— start INPUT ROWS —

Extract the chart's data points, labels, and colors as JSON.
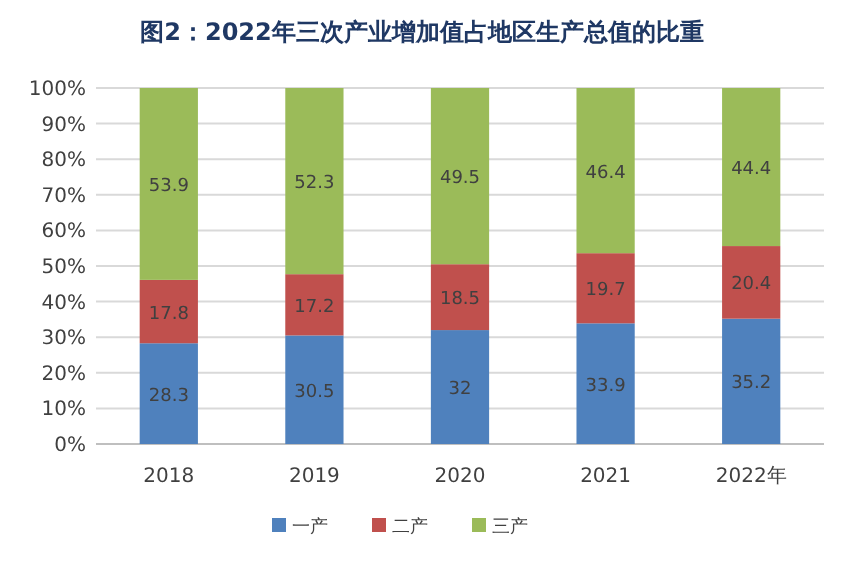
{
  "chart_data": {
    "type": "bar",
    "stacked": true,
    "title": "图2：2022年三次产业增加值占地区生产总值的比重",
    "categories": [
      "2018",
      "2019",
      "2020",
      "2021",
      "2022年"
    ],
    "series": [
      {
        "name": "一产",
        "color": "#4f81bd",
        "values": [
          28.3,
          30.5,
          32,
          33.9,
          35.2
        ]
      },
      {
        "name": "二产",
        "color": "#c0504d",
        "values": [
          17.8,
          17.2,
          18.5,
          19.7,
          20.4
        ]
      },
      {
        "name": "三产",
        "color": "#9bbb59",
        "values": [
          53.9,
          52.3,
          49.5,
          46.4,
          44.4
        ]
      }
    ],
    "ylim": [
      0,
      100
    ],
    "yticks": [
      {
        "value": 0,
        "label": "0%"
      },
      {
        "value": 10,
        "label": "10%"
      },
      {
        "value": 20,
        "label": "20%"
      },
      {
        "value": 30,
        "label": "30%"
      },
      {
        "value": 40,
        "label": "40%"
      },
      {
        "value": 50,
        "label": "50%"
      },
      {
        "value": 60,
        "label": "60%"
      },
      {
        "value": 70,
        "label": "70%"
      },
      {
        "value": 80,
        "label": "80%"
      },
      {
        "value": 90,
        "label": "90%"
      },
      {
        "value": 100,
        "label": "100%"
      }
    ],
    "grid": "y",
    "legend": "bottom",
    "data_labels": true
  }
}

— end INPUT ROWS —

_GOAL OF THE EXERCISE_
All records should be output exactly, with the pictures left out.

_RESULT OF THE EXERCISE_
Extract the chart's data points, labels, and colors as JSON.
{
  "chart_data": {
    "type": "bar",
    "stacked": true,
    "title": "图2：2022年三次产业增加值占地区生产总值的比重",
    "categories": [
      "2018",
      "2019",
      "2020",
      "2021",
      "2022年"
    ],
    "series": [
      {
        "name": "一产",
        "color": "#4f81bd",
        "values": [
          28.3,
          30.5,
          32,
          33.9,
          35.2
        ]
      },
      {
        "name": "二产",
        "color": "#c0504d",
        "values": [
          17.8,
          17.2,
          18.5,
          19.7,
          20.4
        ]
      },
      {
        "name": "三产",
        "color": "#9bbb59",
        "values": [
          53.9,
          52.3,
          49.5,
          46.4,
          44.4
        ]
      }
    ],
    "ylim": [
      0,
      100
    ],
    "yticks": [
      {
        "value": 0,
        "label": "0%"
      },
      {
        "value": 10,
        "label": "10%"
      },
      {
        "value": 20,
        "label": "20%"
      },
      {
        "value": 30,
        "label": "30%"
      },
      {
        "value": 40,
        "label": "40%"
      },
      {
        "value": 50,
        "label": "50%"
      },
      {
        "value": 60,
        "label": "60%"
      },
      {
        "value": 70,
        "label": "70%"
      },
      {
        "value": 80,
        "label": "80%"
      },
      {
        "value": 90,
        "label": "90%"
      },
      {
        "value": 100,
        "label": "100%"
      }
    ],
    "grid": "y",
    "legend": "bottom",
    "data_labels": true
  }
}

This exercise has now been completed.